BEGIN Dataset rows
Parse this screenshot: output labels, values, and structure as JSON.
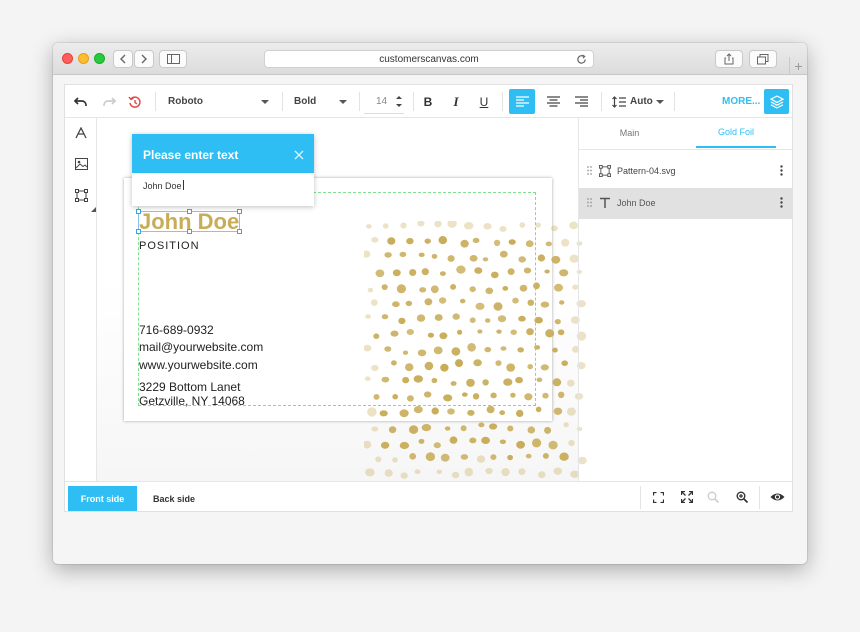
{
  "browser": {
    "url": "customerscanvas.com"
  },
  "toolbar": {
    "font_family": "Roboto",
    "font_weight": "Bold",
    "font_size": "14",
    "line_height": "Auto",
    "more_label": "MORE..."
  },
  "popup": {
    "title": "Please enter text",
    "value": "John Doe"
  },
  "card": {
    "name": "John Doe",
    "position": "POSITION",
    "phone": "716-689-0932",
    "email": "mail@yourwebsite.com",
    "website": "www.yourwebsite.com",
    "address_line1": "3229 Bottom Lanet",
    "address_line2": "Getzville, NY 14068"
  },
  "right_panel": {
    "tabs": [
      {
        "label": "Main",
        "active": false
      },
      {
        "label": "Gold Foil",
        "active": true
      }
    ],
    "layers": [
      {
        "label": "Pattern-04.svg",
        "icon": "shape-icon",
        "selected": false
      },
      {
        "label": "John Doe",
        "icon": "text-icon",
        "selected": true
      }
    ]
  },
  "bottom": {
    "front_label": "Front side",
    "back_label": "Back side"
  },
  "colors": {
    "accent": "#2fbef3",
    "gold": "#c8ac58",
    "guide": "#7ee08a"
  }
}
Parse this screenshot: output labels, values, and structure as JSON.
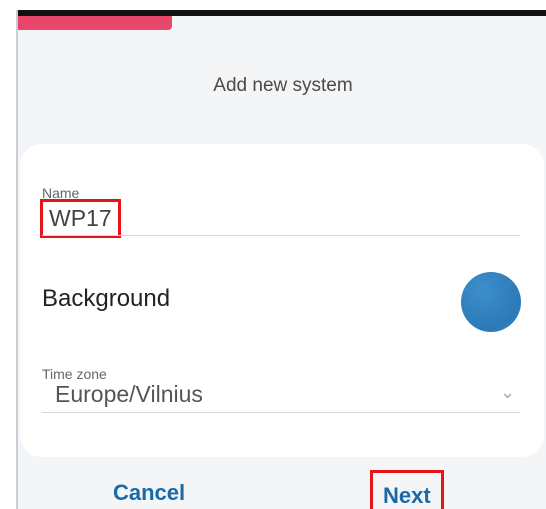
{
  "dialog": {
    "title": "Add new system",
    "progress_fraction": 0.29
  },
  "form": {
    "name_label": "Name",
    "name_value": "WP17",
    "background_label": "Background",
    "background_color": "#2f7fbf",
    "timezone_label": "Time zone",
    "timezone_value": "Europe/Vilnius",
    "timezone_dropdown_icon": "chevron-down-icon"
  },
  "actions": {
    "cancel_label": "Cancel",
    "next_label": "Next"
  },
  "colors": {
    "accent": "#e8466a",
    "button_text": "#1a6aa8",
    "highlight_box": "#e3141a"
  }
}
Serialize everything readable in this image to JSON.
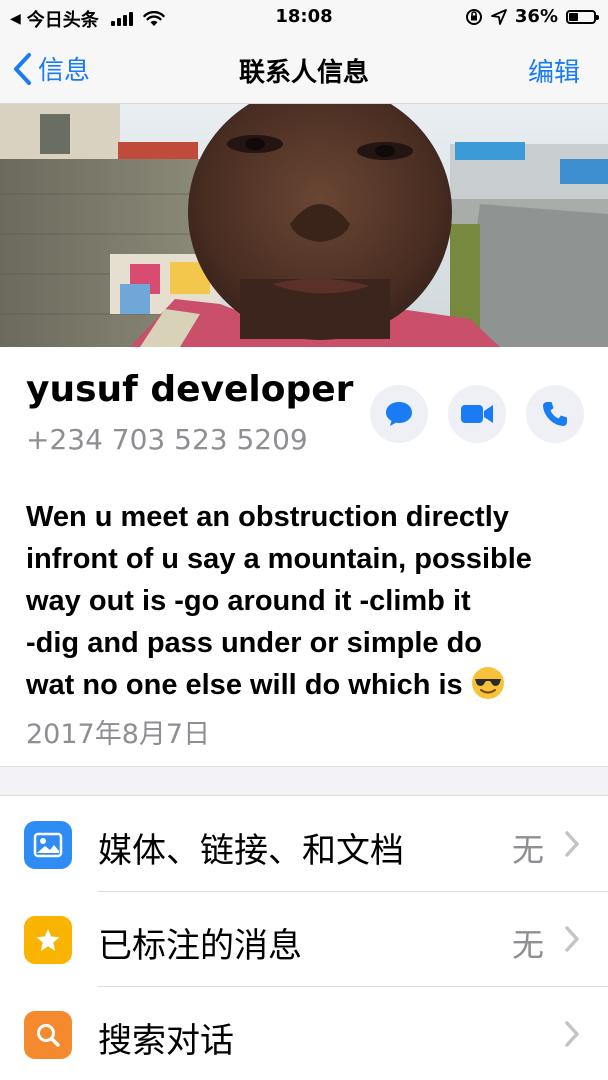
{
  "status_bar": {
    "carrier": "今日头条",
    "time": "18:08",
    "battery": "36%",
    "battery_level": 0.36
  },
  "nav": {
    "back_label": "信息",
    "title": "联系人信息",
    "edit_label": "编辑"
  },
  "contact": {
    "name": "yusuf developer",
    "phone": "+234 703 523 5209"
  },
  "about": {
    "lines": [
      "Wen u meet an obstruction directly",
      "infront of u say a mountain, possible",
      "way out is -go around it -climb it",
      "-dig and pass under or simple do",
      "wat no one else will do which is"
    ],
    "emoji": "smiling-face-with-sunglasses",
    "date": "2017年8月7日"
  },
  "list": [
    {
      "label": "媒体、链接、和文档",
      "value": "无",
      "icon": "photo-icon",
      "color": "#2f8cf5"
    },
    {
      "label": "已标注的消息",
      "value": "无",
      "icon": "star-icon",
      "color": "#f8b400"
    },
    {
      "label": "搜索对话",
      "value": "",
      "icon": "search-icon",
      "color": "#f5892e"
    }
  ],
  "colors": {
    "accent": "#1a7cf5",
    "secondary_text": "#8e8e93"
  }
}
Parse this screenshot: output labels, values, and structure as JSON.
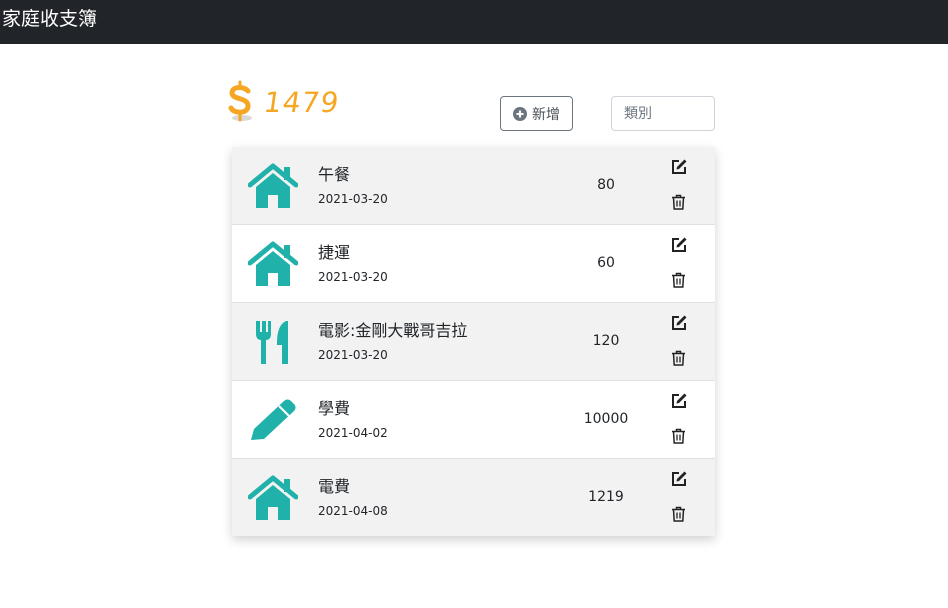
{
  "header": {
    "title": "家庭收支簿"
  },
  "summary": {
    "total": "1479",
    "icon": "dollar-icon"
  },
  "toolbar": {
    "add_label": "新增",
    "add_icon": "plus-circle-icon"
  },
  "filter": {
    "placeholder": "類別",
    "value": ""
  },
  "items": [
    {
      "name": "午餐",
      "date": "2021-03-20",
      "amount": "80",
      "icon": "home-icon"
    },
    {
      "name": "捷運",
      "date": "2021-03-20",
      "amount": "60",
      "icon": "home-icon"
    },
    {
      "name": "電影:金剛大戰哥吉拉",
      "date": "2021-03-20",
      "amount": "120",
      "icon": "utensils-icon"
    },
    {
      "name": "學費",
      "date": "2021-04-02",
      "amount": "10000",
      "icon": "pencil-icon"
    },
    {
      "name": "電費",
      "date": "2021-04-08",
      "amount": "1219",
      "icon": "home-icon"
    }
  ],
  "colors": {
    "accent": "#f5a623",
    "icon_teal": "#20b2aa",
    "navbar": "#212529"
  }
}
END Dataset rows
Directive. The records above must be transcribed exactly. Pictures are left out of the copy.

Solved problem.
Parse this screenshot: output labels, values, and structure as JSON.
{
  "browser": {
    "url": "customerscanvas.com"
  },
  "toolbar": {
    "font_family": "Roboto",
    "font_weight": "Bold",
    "font_size": "14",
    "line_height": "Auto",
    "more_label": "MORE..."
  },
  "popup": {
    "title": "Please enter text",
    "value": "John Doe"
  },
  "card": {
    "name": "John Doe",
    "position": "POSITION",
    "phone": "716-689-0932",
    "email": "mail@yourwebsite.com",
    "website": "www.yourwebsite.com",
    "address_line1": "3229 Bottom Lanet",
    "address_line2": "Getzville, NY 14068"
  },
  "right_panel": {
    "tabs": [
      {
        "label": "Main",
        "active": false
      },
      {
        "label": "Gold Foil",
        "active": true
      }
    ],
    "layers": [
      {
        "label": "Pattern-04.svg",
        "icon": "shape-icon",
        "selected": false
      },
      {
        "label": "John Doe",
        "icon": "text-icon",
        "selected": true
      }
    ]
  },
  "bottom": {
    "front_label": "Front side",
    "back_label": "Back side"
  },
  "colors": {
    "accent": "#2fbef3",
    "gold": "#c8ac58",
    "guide": "#7ee08a"
  }
}
Parse this screenshot: output labels, values, and structure as JSON.
{
  "dialog": {
    "title": "Add new system",
    "progress_fraction": 0.29
  },
  "form": {
    "name_label": "Name",
    "name_value": "WP17",
    "background_label": "Background",
    "background_color": "#2f7fbf",
    "timezone_label": "Time zone",
    "timezone_value": "Europe/Vilnius",
    "timezone_dropdown_icon": "chevron-down-icon"
  },
  "actions": {
    "cancel_label": "Cancel",
    "next_label": "Next"
  },
  "colors": {
    "accent": "#e8466a",
    "button_text": "#1a6aa8",
    "highlight_box": "#e3141a"
  }
}
Serialize everything readable in this image to JSON.
{
  "status_bar": {
    "carrier": "今日头条",
    "time": "18:08",
    "battery": "36%",
    "battery_level": 0.36
  },
  "nav": {
    "back_label": "信息",
    "title": "联系人信息",
    "edit_label": "编辑"
  },
  "contact": {
    "name": "yusuf developer",
    "phone": "+234 703 523 5209"
  },
  "about": {
    "lines": [
      "Wen u meet an obstruction directly",
      "infront of u say a mountain, possible",
      "way out is -go around it -climb it",
      "-dig and pass under or simple do",
      "wat no one else will do which is"
    ],
    "emoji": "smiling-face-with-sunglasses",
    "date": "2017年8月7日"
  },
  "list": [
    {
      "label": "媒体、链接、和文档",
      "value": "无",
      "icon": "photo-icon",
      "color": "#2f8cf5"
    },
    {
      "label": "已标注的消息",
      "value": "无",
      "icon": "star-icon",
      "color": "#f8b400"
    },
    {
      "label": "搜索对话",
      "value": "",
      "icon": "search-icon",
      "color": "#f5892e"
    }
  ],
  "colors": {
    "accent": "#1a7cf5",
    "secondary_text": "#8e8e93"
  }
}
Parse this screenshot: output labels, values, and structure as JSON.
{
  "header": {
    "title": "家庭收支簿"
  },
  "summary": {
    "total": "1479",
    "icon": "dollar-icon"
  },
  "toolbar": {
    "add_label": "新增",
    "add_icon": "plus-circle-icon"
  },
  "filter": {
    "placeholder": "類別",
    "value": ""
  },
  "items": [
    {
      "name": "午餐",
      "date": "2021-03-20",
      "amount": "80",
      "icon": "home-icon"
    },
    {
      "name": "捷運",
      "date": "2021-03-20",
      "amount": "60",
      "icon": "home-icon"
    },
    {
      "name": "電影:金剛大戰哥吉拉",
      "date": "2021-03-20",
      "amount": "120",
      "icon": "utensils-icon"
    },
    {
      "name": "學費",
      "date": "2021-04-02",
      "amount": "10000",
      "icon": "pencil-icon"
    },
    {
      "name": "電費",
      "date": "2021-04-08",
      "amount": "1219",
      "icon": "home-icon"
    }
  ],
  "colors": {
    "accent": "#f5a623",
    "icon_teal": "#20b2aa",
    "navbar": "#212529"
  }
}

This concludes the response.